- [DIRECTIONS] Starting at the first of the lines below and ending at the line that contains "- help-icon[interactable]: ?: [330, 88, 345, 103]", with both ends included, lay out those lines as a numbered list and leave out any blank lines.

═════ EXERCISE MATERIAL ═════

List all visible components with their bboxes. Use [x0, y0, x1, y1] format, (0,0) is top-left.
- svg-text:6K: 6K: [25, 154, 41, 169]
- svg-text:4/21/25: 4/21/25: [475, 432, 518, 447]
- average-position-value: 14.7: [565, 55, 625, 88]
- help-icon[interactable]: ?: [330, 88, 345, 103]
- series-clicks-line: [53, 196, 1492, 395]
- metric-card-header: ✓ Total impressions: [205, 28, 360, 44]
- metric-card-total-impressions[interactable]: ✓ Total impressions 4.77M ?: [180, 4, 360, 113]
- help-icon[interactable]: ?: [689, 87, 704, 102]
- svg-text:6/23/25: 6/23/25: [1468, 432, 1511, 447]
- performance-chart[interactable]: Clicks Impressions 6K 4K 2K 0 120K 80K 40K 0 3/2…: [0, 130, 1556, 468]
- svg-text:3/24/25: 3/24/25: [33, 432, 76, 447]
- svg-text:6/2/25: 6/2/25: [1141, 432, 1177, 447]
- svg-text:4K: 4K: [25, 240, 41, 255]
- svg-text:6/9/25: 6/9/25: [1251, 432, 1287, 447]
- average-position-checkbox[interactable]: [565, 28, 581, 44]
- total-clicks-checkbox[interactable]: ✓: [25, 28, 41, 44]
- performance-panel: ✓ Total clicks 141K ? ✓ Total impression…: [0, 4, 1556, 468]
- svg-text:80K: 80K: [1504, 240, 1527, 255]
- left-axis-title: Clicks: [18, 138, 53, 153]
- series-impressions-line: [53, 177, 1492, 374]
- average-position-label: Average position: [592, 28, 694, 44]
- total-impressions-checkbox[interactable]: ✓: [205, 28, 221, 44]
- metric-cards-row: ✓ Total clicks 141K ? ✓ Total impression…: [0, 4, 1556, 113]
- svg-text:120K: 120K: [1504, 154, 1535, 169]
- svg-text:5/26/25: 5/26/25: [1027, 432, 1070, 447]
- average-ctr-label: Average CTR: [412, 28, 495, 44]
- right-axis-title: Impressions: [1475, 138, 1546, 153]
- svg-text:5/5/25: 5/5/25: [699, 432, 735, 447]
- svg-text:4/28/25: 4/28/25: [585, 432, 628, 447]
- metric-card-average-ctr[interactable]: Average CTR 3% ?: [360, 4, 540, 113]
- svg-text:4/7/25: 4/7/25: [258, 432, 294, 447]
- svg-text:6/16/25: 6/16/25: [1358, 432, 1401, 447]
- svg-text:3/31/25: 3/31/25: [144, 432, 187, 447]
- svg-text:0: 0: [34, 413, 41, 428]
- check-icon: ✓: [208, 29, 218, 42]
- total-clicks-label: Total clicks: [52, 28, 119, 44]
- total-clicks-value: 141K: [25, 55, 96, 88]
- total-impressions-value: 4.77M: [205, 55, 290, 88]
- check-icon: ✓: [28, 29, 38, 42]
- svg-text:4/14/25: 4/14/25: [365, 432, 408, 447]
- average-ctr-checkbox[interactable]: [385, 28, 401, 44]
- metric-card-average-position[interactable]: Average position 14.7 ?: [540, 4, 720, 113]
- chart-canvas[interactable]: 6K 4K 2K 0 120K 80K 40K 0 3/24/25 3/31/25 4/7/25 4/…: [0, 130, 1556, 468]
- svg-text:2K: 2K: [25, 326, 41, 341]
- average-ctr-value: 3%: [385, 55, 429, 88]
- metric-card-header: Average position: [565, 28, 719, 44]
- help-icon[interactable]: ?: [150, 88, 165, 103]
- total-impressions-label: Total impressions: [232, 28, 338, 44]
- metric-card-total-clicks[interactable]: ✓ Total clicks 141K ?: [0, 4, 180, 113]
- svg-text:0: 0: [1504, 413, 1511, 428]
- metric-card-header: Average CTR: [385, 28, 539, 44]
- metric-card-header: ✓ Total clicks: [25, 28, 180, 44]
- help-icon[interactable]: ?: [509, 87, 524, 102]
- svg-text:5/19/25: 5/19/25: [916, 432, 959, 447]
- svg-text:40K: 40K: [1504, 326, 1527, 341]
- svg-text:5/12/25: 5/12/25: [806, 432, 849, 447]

═════

- [SOLVED PROBLEM]
1. List all visible components with their bboxes. Use [x0, y0, x1, y1] format, (0,0) is top-left.
2. - svg-text:6K: 6K: [25, 154, 41, 169]
3. - svg-text:4/21/25: 4/21/25: [475, 432, 518, 447]
4. - average-position-value: 14.7: [565, 55, 625, 88]
5. - help-icon[interactable]: ?: [330, 88, 345, 103]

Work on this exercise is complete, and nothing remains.